*Objectif du travail*. Selon le texte sur le projet de loi spéciale, quel jour le Gouvernement démissionnaire de M. Michel Barnier a-t-il présenté ce projet en conseil des ministres ?

++++ Texte à lire

S’agissant du projet de loi spéciale prévu à l’article 45 de la loi organique relative aux lois de finances (LOLF) ([126]), le Conseil d’État, dans son avis du 10 décembre 2024 relatif à l’interprétation de l’article 45 de la LOLF, pris pour l’application du quatrième alinéa de l’article 47 de la Constitution, « estime qu’un gouvernement démissionnaire demeure compétent pour soumettre à la délibération du conseil des ministres un projet de loi ayant un tel objet, le déposer sur le bureau de l’Assemblée nationale et, si aucun gouvernement de plein exercice n’a été nommé avant son examen par le Parlement, en soutenir la discussion devant les assemblées parlementaires ».
À la suite de cet avis, le Gouvernement démissionnaire de M. Michel Barnier a présenté ce mercredi 11 décembre, en conseil des ministres, un projet de loi spéciale visant à autoriser :
– la perception des impôts existants, ce qui inclut la reconduction des prélèvements sur les recettes au profit des collectivités territoriales et de l’Union européenne (article 1er) ;
– l’État à recourir à l’emprunt (article 2) ;
– les organismes de sécurité sociale à recourir à l’emprunt (article 3).
Plus largement, l’adoption de textes en période d’affaires courantes ne serait pas sans soulever d’importantes questions de constitutionnalité si le Conseil constitutionnel venait à en être saisi :
– « en raison des arguments juridiques et politiques forts qui seraient invoqués à l’encontre [d’une telle initiative] au nom du retour le plus rapide possible au fonctionnement normal de nos institutions », selon la note du SGG précitée ;
– du fait du rôle central que détient le Gouvernement dans le processus législatif dans les institutions de la Ve République. Il est à noter que ces différentes prérogatives trouvent à s’appliquer aussi bien en séance publique qu’en commission, comme l’a souligné le Conseil constitutionnel, puisqu’elles « impliquent que le Gouvernement puisse participer aux travaux des commissions consacrés à l’examen des projets et propositions de loi ainsi que des amendements dont ceux-ci font l’objet » ([127]).

++++++++
++++ Extraits des relevés

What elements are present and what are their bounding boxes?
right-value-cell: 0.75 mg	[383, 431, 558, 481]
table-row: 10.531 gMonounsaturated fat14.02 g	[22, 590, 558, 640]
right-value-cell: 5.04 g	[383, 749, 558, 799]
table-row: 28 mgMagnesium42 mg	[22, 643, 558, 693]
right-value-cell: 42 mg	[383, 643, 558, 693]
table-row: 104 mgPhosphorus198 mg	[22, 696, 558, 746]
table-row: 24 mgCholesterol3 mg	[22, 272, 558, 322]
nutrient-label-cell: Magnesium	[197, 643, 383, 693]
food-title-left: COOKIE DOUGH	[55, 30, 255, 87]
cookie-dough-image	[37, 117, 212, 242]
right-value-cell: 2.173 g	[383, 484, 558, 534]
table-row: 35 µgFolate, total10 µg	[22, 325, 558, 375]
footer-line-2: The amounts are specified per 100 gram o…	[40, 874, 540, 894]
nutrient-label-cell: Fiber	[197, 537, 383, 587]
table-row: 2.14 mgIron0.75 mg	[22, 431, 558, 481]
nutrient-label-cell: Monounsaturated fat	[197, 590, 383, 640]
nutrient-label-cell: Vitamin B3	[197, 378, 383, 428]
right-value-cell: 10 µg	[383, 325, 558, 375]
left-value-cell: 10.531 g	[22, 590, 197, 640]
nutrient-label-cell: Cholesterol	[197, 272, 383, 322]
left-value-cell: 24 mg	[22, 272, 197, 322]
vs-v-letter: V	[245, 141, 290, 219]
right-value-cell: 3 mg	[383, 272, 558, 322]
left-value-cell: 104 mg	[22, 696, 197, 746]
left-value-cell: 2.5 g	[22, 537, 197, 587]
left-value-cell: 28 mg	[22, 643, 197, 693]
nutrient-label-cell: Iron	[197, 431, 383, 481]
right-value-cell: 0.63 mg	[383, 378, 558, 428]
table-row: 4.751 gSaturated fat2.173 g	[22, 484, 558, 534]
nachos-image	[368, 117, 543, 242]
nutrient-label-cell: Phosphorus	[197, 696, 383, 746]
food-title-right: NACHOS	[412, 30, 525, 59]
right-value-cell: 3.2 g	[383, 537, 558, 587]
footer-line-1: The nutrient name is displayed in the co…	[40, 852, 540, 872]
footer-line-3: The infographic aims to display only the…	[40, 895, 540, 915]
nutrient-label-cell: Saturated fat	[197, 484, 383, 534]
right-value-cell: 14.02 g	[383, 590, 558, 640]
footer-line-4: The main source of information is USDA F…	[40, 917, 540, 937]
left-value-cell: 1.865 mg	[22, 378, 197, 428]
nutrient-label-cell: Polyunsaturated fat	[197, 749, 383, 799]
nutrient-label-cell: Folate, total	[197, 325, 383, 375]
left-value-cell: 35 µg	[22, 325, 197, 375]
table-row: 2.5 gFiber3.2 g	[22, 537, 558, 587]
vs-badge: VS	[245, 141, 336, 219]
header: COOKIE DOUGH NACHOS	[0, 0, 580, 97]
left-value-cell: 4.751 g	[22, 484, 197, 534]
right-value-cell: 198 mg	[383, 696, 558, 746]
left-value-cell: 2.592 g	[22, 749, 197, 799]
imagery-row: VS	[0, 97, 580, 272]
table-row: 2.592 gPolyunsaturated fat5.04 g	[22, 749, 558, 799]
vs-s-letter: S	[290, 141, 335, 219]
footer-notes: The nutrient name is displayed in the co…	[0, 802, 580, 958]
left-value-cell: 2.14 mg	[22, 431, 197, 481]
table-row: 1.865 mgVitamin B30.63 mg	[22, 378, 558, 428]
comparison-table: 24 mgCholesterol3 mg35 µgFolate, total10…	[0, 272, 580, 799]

++++++++

*Corrigé*. Le mercredi 11 décembre.